Your goal — Omit the pictures, please, and give each record below again exactly.

Exercise material —
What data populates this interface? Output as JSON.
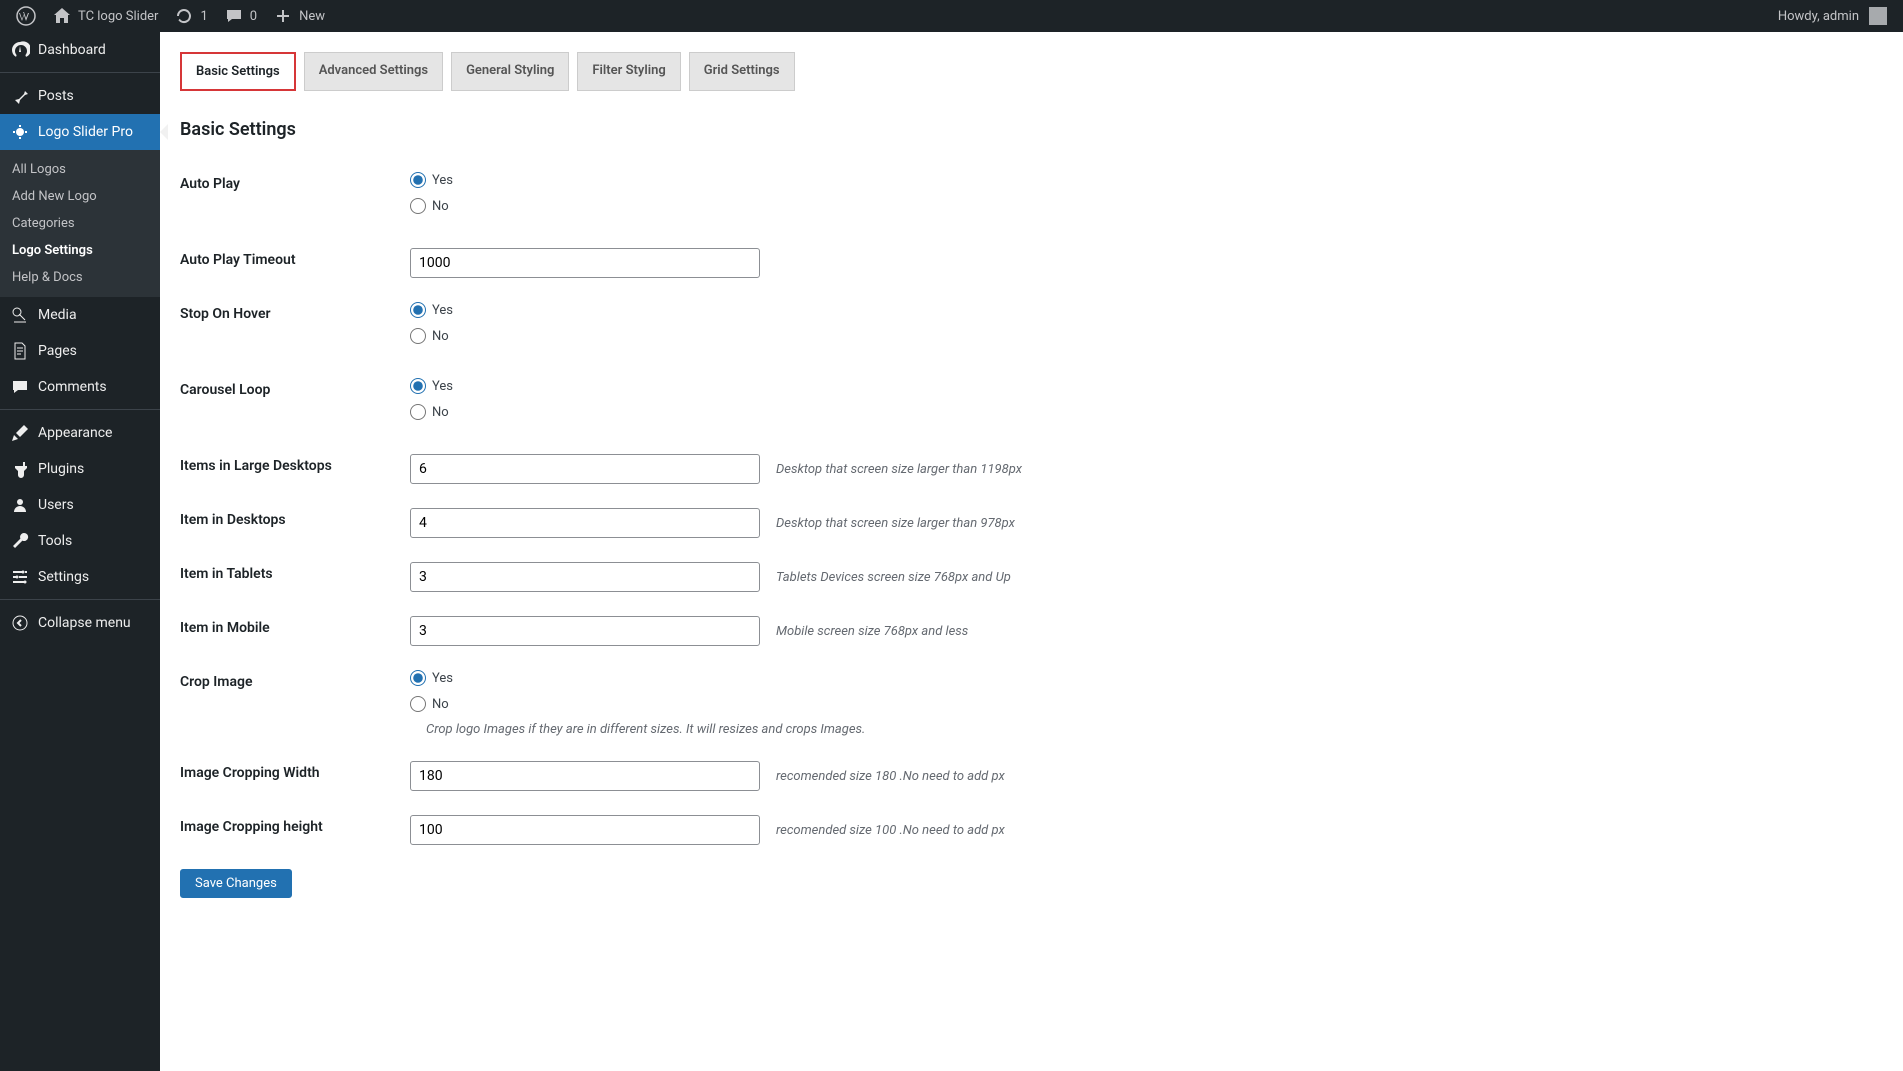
{
  "adminbar": {
    "site_name": "TC logo Slider",
    "updates": "1",
    "comments": "0",
    "new_label": "New",
    "howdy": "Howdy, admin"
  },
  "sidebar": {
    "dashboard": "Dashboard",
    "posts": "Posts",
    "logo_slider_pro": "Logo Slider Pro",
    "submenu": {
      "all_logos": "All Logos",
      "add_new_logo": "Add New Logo",
      "categories": "Categories",
      "logo_settings": "Logo Settings",
      "help_docs": "Help & Docs"
    },
    "media": "Media",
    "pages": "Pages",
    "comments": "Comments",
    "appearance": "Appearance",
    "plugins": "Plugins",
    "users": "Users",
    "tools": "Tools",
    "settings": "Settings",
    "collapse": "Collapse menu"
  },
  "tabs": {
    "basic": "Basic Settings",
    "advanced": "Advanced Settings",
    "general_styling": "General Styling",
    "filter_styling": "Filter Styling",
    "grid_settings": "Grid Settings"
  },
  "section_title": "Basic Settings",
  "form": {
    "auto_play": {
      "label": "Auto Play",
      "yes": "Yes",
      "no": "No",
      "value": "yes"
    },
    "auto_play_timeout": {
      "label": "Auto Play Timeout",
      "value": "1000"
    },
    "stop_on_hover": {
      "label": "Stop On Hover",
      "yes": "Yes",
      "no": "No",
      "value": "yes"
    },
    "carousel_loop": {
      "label": "Carousel Loop",
      "yes": "Yes",
      "no": "No",
      "value": "yes"
    },
    "items_large": {
      "label": "Items in Large Desktops",
      "value": "6",
      "desc": "Desktop that screen size larger than 1198px"
    },
    "items_desktop": {
      "label": "Item in Desktops",
      "value": "4",
      "desc": "Desktop that screen size larger than 978px"
    },
    "items_tablet": {
      "label": "Item in Tablets",
      "value": "3",
      "desc": "Tablets Devices screen size 768px and Up"
    },
    "items_mobile": {
      "label": "Item in Mobile",
      "value": "3",
      "desc": "Mobile screen size 768px and less"
    },
    "crop_image": {
      "label": "Crop Image",
      "yes": "Yes",
      "no": "No",
      "value": "yes",
      "desc": "Crop logo Images if they are in different sizes. It will resizes and crops Images."
    },
    "crop_width": {
      "label": "Image Cropping Width",
      "value": "180",
      "desc": "recomended size 180 .No need to add px"
    },
    "crop_height": {
      "label": "Image Cropping height",
      "value": "100",
      "desc": "recomended size 100 .No need to add px"
    },
    "save": "Save Changes"
  }
}
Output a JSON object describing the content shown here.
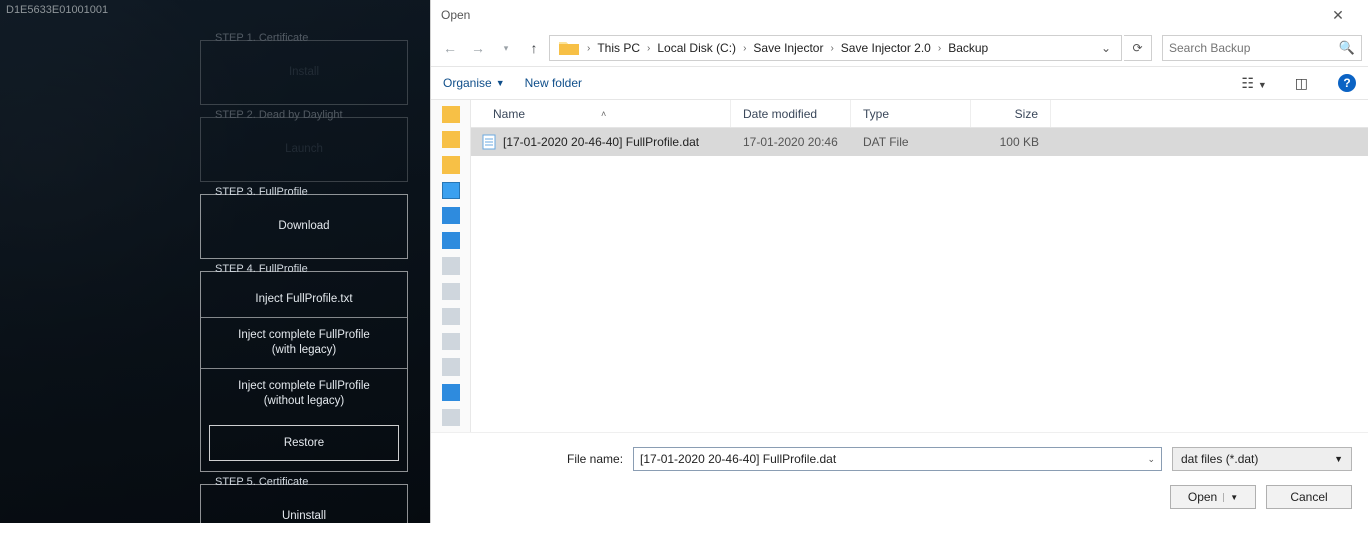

Written solution —
What data populates this interface? Output as JSON.
{
  "adminbar": {
    "site_name": "TC logo Slider",
    "updates": "1",
    "comments": "0",
    "new_label": "New",
    "howdy": "Howdy, admin"
  },
  "sidebar": {
    "dashboard": "Dashboard",
    "posts": "Posts",
    "logo_slider_pro": "Logo Slider Pro",
    "submenu": {
      "all_logos": "All Logos",
      "add_new_logo": "Add New Logo",
      "categories": "Categories",
      "logo_settings": "Logo Settings",
      "help_docs": "Help & Docs"
    },
    "media": "Media",
    "pages": "Pages",
    "comments": "Comments",
    "appearance": "Appearance",
    "plugins": "Plugins",
    "users": "Users",
    "tools": "Tools",
    "settings": "Settings",
    "collapse": "Collapse menu"
  },
  "tabs": {
    "basic": "Basic Settings",
    "advanced": "Advanced Settings",
    "general_styling": "General Styling",
    "filter_styling": "Filter Styling",
    "grid_settings": "Grid Settings"
  },
  "section_title": "Basic Settings",
  "form": {
    "auto_play": {
      "label": "Auto Play",
      "yes": "Yes",
      "no": "No",
      "value": "yes"
    },
    "auto_play_timeout": {
      "label": "Auto Play Timeout",
      "value": "1000"
    },
    "stop_on_hover": {
      "label": "Stop On Hover",
      "yes": "Yes",
      "no": "No",
      "value": "yes"
    },
    "carousel_loop": {
      "label": "Carousel Loop",
      "yes": "Yes",
      "no": "No",
      "value": "yes"
    },
    "items_large": {
      "label": "Items in Large Desktops",
      "value": "6",
      "desc": "Desktop that screen size larger than 1198px"
    },
    "items_desktop": {
      "label": "Item in Desktops",
      "value": "4",
      "desc": "Desktop that screen size larger than 978px"
    },
    "items_tablet": {
      "label": "Item in Tablets",
      "value": "3",
      "desc": "Tablets Devices screen size 768px and Up"
    },
    "items_mobile": {
      "label": "Item in Mobile",
      "value": "3",
      "desc": "Mobile screen size 768px and less"
    },
    "crop_image": {
      "label": "Crop Image",
      "yes": "Yes",
      "no": "No",
      "value": "yes",
      "desc": "Crop logo Images if they are in different sizes. It will resizes and crops Images."
    },
    "crop_width": {
      "label": "Image Cropping Width",
      "value": "180",
      "desc": "recomended size 180 .No need to add px"
    },
    "crop_height": {
      "label": "Image Cropping height",
      "value": "100",
      "desc": "recomended size 100 .No need to add px"
    },
    "save": "Save Changes"
  }
}
Output a JSON object describing the content shown here.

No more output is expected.